Information given
* * *

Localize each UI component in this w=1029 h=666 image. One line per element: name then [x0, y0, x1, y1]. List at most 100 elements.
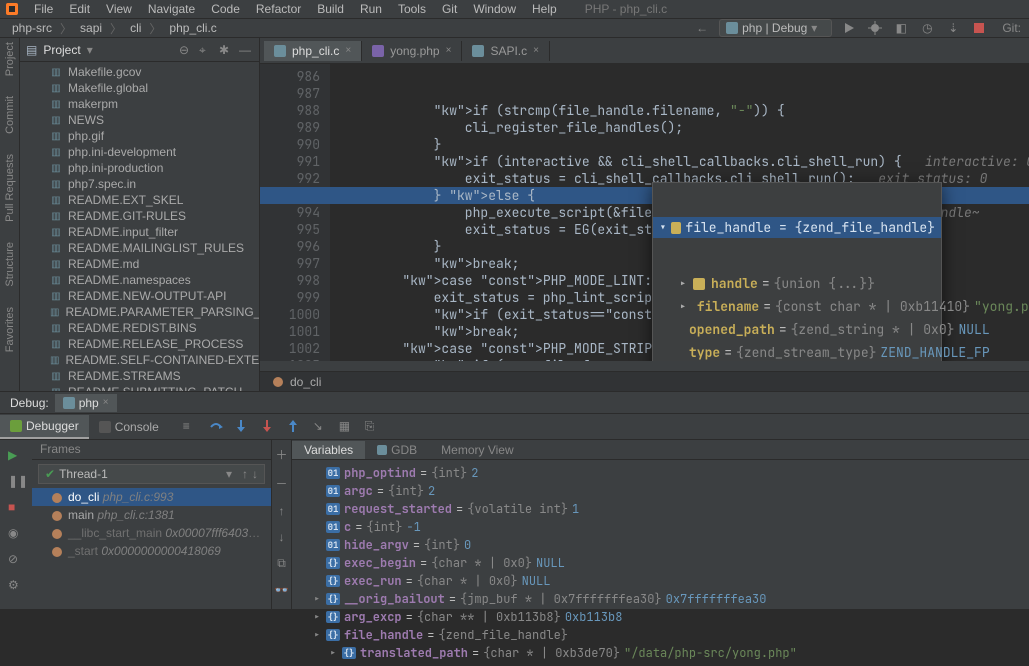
stack-frame[interactable]: _start 0x0000000000418069: [32, 542, 271, 560]
project-tree[interactable]: ▥Makefile.gcov▥Makefile.global▥makerpm▥N…: [20, 62, 259, 391]
attach-icon[interactable]: ⇣: [944, 19, 962, 37]
crumb-1[interactable]: sapi: [76, 20, 106, 36]
trace-icon[interactable]: ⎘: [365, 419, 381, 435]
tooltip-field-row[interactable]: ▸handle = {union {...}}: [653, 272, 941, 295]
tree-item[interactable]: ▥README.EXT_SKEL: [50, 192, 259, 208]
step-into-icon[interactable]: [235, 419, 251, 435]
tree-item[interactable]: ▥README.input_filter: [50, 224, 259, 240]
dbg-settings-icon[interactable]: ⚙: [8, 578, 24, 594]
strip-commit[interactable]: Commit: [4, 96, 16, 134]
mute-bp-icon[interactable]: ⊘: [8, 552, 24, 568]
menu-edit[interactable]: Edit: [61, 0, 98, 18]
eval-expr-icon[interactable]: ▦: [339, 419, 355, 435]
stop-icon[interactable]: [970, 19, 988, 37]
stop-debug-icon[interactable]: ■: [8, 500, 24, 516]
tab-php-cli[interactable]: php_cli.c ×: [264, 41, 362, 61]
tree-item[interactable]: ▥README.SUBMITTING_PATCH: [50, 384, 259, 391]
variable-row[interactable]: ▸{} translated_path = {char * | 0xb3de70…: [300, 644, 1029, 662]
crumb-root[interactable]: php-src: [8, 20, 56, 36]
settings-icon[interactable]: ✱: [219, 43, 233, 57]
variable-row[interactable]: ▸{} __orig_bailout = {jmp_buf * | 0x7fff…: [300, 590, 1029, 608]
variable-row[interactable]: ▸{} file_handle = {zend_file_handle}: [300, 626, 1029, 644]
copy-watch-icon[interactable]: ⧉: [277, 556, 286, 571]
menu-build[interactable]: Build: [309, 0, 352, 18]
menu-view[interactable]: View: [98, 0, 140, 18]
tree-item[interactable]: ▥README.REDIST.BINS: [50, 320, 259, 336]
step-over-icon[interactable]: [209, 419, 225, 435]
coverage-icon[interactable]: ◧: [892, 19, 910, 37]
down-watch-icon[interactable]: ↓: [279, 530, 285, 544]
tree-item[interactable]: ▥README.RELEASE_PROCESS: [50, 336, 259, 352]
variable-row[interactable]: 01 argc = {int} 2: [300, 482, 1029, 500]
view-breakpoints-icon[interactable]: ◉: [8, 526, 24, 542]
menu-tools[interactable]: Tools: [390, 0, 434, 18]
menu-file[interactable]: File: [26, 0, 61, 18]
menu-code[interactable]: Code: [203, 0, 248, 18]
menu-git[interactable]: Git: [434, 0, 465, 18]
strip-project[interactable]: Project: [4, 42, 16, 76]
variable-row[interactable]: 01 c = {int} -1: [300, 518, 1029, 536]
variable-row[interactable]: ▸{} arg_excp = {char ** | 0xb113b8} 0xb1…: [300, 608, 1029, 626]
thread-select[interactable]: ✔ Thread-1 ▾ ↑ ↓: [38, 464, 265, 484]
show-exec-point-icon[interactable]: ≡: [183, 419, 199, 435]
code-view[interactable]: "kw">if (strcmp(file_handle.filename, "-…: [330, 64, 1029, 361]
current-function[interactable]: do_cli: [290, 375, 321, 389]
strip-pull[interactable]: Pull Requests: [4, 154, 16, 222]
up-watch-icon[interactable]: ↑: [279, 504, 285, 518]
tree-item[interactable]: ▥README.GIT-RULES: [50, 208, 259, 224]
crumb-file[interactable]: php_cli.c: [165, 20, 220, 36]
menu-navigate[interactable]: Navigate: [140, 0, 203, 18]
step-out-icon[interactable]: [287, 419, 303, 435]
run-icon[interactable]: [840, 19, 858, 37]
gutter[interactable]: 9869879889899909919929939949959969979989…: [260, 64, 330, 361]
menu-refactor[interactable]: Refactor: [248, 0, 309, 18]
back-icon[interactable]: ←: [693, 19, 711, 37]
tree-item[interactable]: ▥README.PARAMETER_PARSING_API: [50, 304, 259, 320]
variables-tab[interactable]: Variables: [292, 441, 365, 459]
close-icon[interactable]: ×: [533, 45, 539, 56]
tree-item[interactable]: ▥php7.spec.in: [50, 176, 259, 192]
close-icon[interactable]: ×: [446, 45, 452, 56]
editor-body[interactable]: 9869879889899909919929939949959969979989…: [260, 64, 1029, 361]
tooltip-header[interactable]: ▾ file_handle = {zend_file_handle}: [653, 217, 941, 238]
menu-run[interactable]: Run: [352, 0, 390, 18]
variable-row[interactable]: {} exec_run = {char * | 0x0} NULL: [300, 572, 1029, 590]
run-config-select[interactable]: php | Debug ▾: [719, 19, 832, 37]
tooltip-field-row[interactable]: type = {zend_stream_type} ZEND_HANDLE_FP: [653, 341, 941, 361]
menu-window[interactable]: Window: [465, 0, 524, 18]
tree-item[interactable]: ▥README.NEW-OUTPUT-API: [50, 288, 259, 304]
tree-item[interactable]: ▥makerpm: [50, 96, 259, 112]
memory-view-tab[interactable]: Memory View: [429, 441, 525, 459]
horiz-scrollbar[interactable]: [260, 361, 1029, 371]
add-watch-icon[interactable]: ＋: [275, 446, 287, 463]
variable-row[interactable]: {} exec_begin = {char * | 0x0} NULL: [300, 554, 1029, 572]
locate-icon[interactable]: ⌖: [199, 43, 213, 57]
tree-item[interactable]: ▥README.md: [50, 256, 259, 272]
tree-item[interactable]: ▥README.SELF-CONTAINED-EXTENSIONS: [50, 352, 259, 368]
tree-item[interactable]: ▥Makefile.gcov: [50, 64, 259, 80]
stack-frame[interactable]: do_cli php_cli.c:993: [32, 488, 271, 506]
gdb-tab[interactable]: GDB: [365, 441, 429, 459]
debugger-subtab[interactable]: Debugger: [0, 415, 89, 439]
tree-item[interactable]: ▥README.MAILINGLIST_RULES: [50, 240, 259, 256]
hide-panel-icon[interactable]: —: [239, 43, 253, 57]
strip-structure[interactable]: Structure: [4, 242, 16, 287]
close-icon[interactable]: ×: [103, 397, 109, 408]
tree-item[interactable]: ▥php.gif: [50, 128, 259, 144]
debug-icon[interactable]: [866, 19, 884, 37]
tab-yong[interactable]: yong.php ×: [362, 41, 462, 61]
variable-row[interactable]: 01 request_started = {volatile int} 1: [300, 500, 1029, 518]
glasses-icon[interactable]: 👓: [274, 583, 289, 597]
tree-item[interactable]: ▥README.STREAMS: [50, 368, 259, 384]
close-icon[interactable]: ×: [345, 45, 351, 56]
tree-item[interactable]: ▥php.ini-production: [50, 160, 259, 176]
force-step-into-icon[interactable]: [261, 419, 277, 435]
remove-watch-icon[interactable]: －: [275, 475, 287, 492]
variables-list[interactable]: 01 php_optind = {int} 201 argc = {int} 2…: [292, 460, 1029, 666]
tooltip-field-row[interactable]: ▸filename = {const char * | 0xb11410} "y…: [653, 295, 941, 318]
stack-frame[interactable]: main php_cli.c:1381: [32, 506, 271, 524]
profile-icon[interactable]: ◷: [918, 19, 936, 37]
tree-item[interactable]: ▥README.namespaces: [50, 272, 259, 288]
menu-help[interactable]: Help: [524, 0, 565, 18]
tree-item[interactable]: ▥NEWS: [50, 112, 259, 128]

* * *

Set task
Reproduce the part of the data that opens with the line containing "542, 271, 560]" and closes with the line containing "644, 1029, 662]", replacing every "tree-item" with "file-entry" and keeping everything else the same.

Task response
stack-frame[interactable]: _start 0x0000000000418069: [32, 542, 271, 560]
project-tree[interactable]: ▥Makefile.gcov▥Makefile.global▥makerpm▥N…: [20, 62, 259, 391]
attach-icon[interactable]: ⇣: [944, 19, 962, 37]
crumb-1[interactable]: sapi: [76, 20, 106, 36]
trace-icon[interactable]: ⎘: [365, 419, 381, 435]
tooltip-field-row[interactable]: ▸handle = {union {...}}: [653, 272, 941, 295]
file-entry[interactable]: ▥README.EXT_SKEL: [50, 192, 259, 208]
step-into-icon[interactable]: [235, 419, 251, 435]
file-entry[interactable]: ▥README.input_filter: [50, 224, 259, 240]
dbg-settings-icon[interactable]: ⚙: [8, 578, 24, 594]
strip-commit[interactable]: Commit: [4, 96, 16, 134]
mute-bp-icon[interactable]: ⊘: [8, 552, 24, 568]
menu-edit[interactable]: Edit: [61, 0, 98, 18]
eval-expr-icon[interactable]: ▦: [339, 419, 355, 435]
stop-icon[interactable]: [970, 19, 988, 37]
stop-debug-icon[interactable]: ■: [8, 500, 24, 516]
tab-php-cli[interactable]: php_cli.c ×: [264, 41, 362, 61]
file-entry[interactable]: ▥README.SUBMITTING_PATCH: [50, 384, 259, 391]
variable-row[interactable]: ▸{} translated_path = {char * | 0xb3de70…: [300, 644, 1029, 662]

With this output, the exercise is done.